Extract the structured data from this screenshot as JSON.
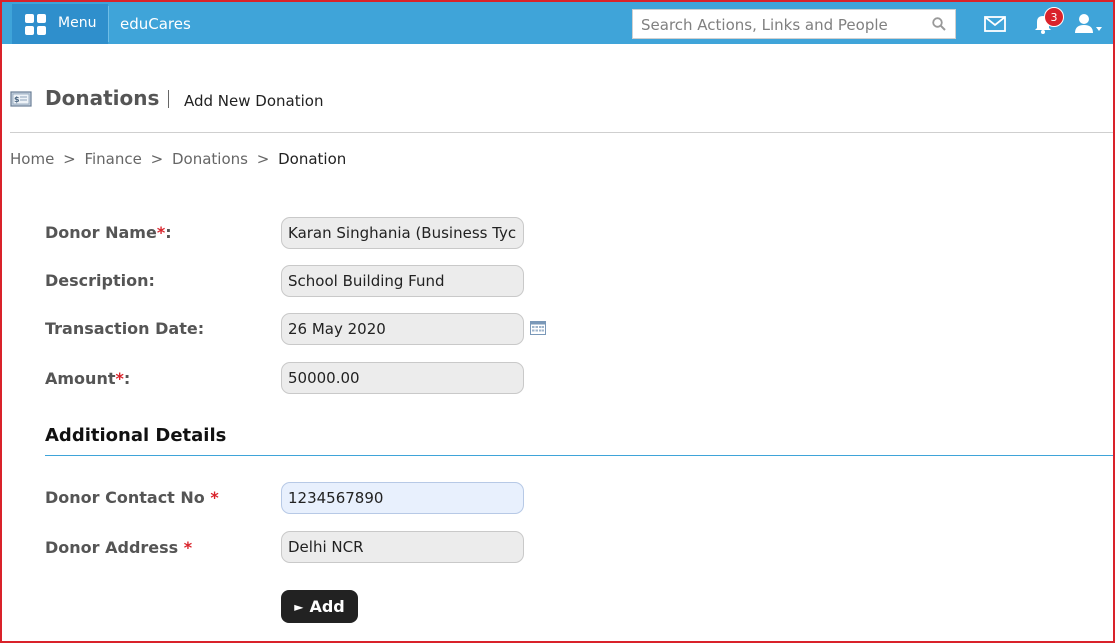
{
  "topbar": {
    "menu_label": "Menu",
    "app_name": "eduCares",
    "search_placeholder": "Search Actions, Links and People",
    "notification_count": "3",
    "accent_color": "#3fa4d9"
  },
  "page": {
    "title": "Donations",
    "subtitle": "Add New Donation"
  },
  "breadcrumb": [
    "Home",
    "Finance",
    "Donations",
    "Donation"
  ],
  "breadcrumb_separator": ">",
  "form": {
    "donor_name": {
      "label": "Donor Name",
      "required": "*",
      "suffix": ":",
      "value": "Karan Singhania (Business Tycoon)"
    },
    "description": {
      "label": "Description:",
      "value": "School Building Fund"
    },
    "transaction_date": {
      "label": "Transaction Date:",
      "value": "26 May 2020"
    },
    "amount": {
      "label": "Amount",
      "required": "*",
      "suffix": ":",
      "value": "50000.00"
    }
  },
  "additional": {
    "title": "Additional Details",
    "contact_no": {
      "label": "Donor Contact No ",
      "required": "*",
      "value": "1234567890"
    },
    "address": {
      "label": "Donor Address ",
      "required": "*",
      "value": "Delhi NCR"
    }
  },
  "actions": {
    "add_arrow": "►",
    "add_label": "Add"
  },
  "icons": [
    "grid-icon",
    "search-icon",
    "mail-icon",
    "bell-icon",
    "user-icon",
    "donation-icon",
    "calendar-icon"
  ]
}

==========

_Task requirements:_ Your job is to transcribe the entries above exactly; skip the pictures.

_Solution to this task:_
Extract the structured data from this screenshot as JSON.
{
  "topbar": {
    "menu_label": "Menu",
    "app_name": "eduCares",
    "search_placeholder": "Search Actions, Links and People",
    "notification_count": "3",
    "accent_color": "#3fa4d9"
  },
  "page": {
    "title": "Donations",
    "subtitle": "Add New Donation"
  },
  "breadcrumb": [
    "Home",
    "Finance",
    "Donations",
    "Donation"
  ],
  "breadcrumb_separator": ">",
  "form": {
    "donor_name": {
      "label": "Donor Name",
      "required": "*",
      "suffix": ":",
      "value": "Karan Singhania (Business Tycoon)"
    },
    "description": {
      "label": "Description:",
      "value": "School Building Fund"
    },
    "transaction_date": {
      "label": "Transaction Date:",
      "value": "26 May 2020"
    },
    "amount": {
      "label": "Amount",
      "required": "*",
      "suffix": ":",
      "value": "50000.00"
    }
  },
  "additional": {
    "title": "Additional Details",
    "contact_no": {
      "label": "Donor Contact No ",
      "required": "*",
      "value": "1234567890"
    },
    "address": {
      "label": "Donor Address ",
      "required": "*",
      "value": "Delhi NCR"
    }
  },
  "actions": {
    "add_arrow": "►",
    "add_label": "Add"
  },
  "icons": [
    "grid-icon",
    "search-icon",
    "mail-icon",
    "bell-icon",
    "user-icon",
    "donation-icon",
    "calendar-icon"
  ]
}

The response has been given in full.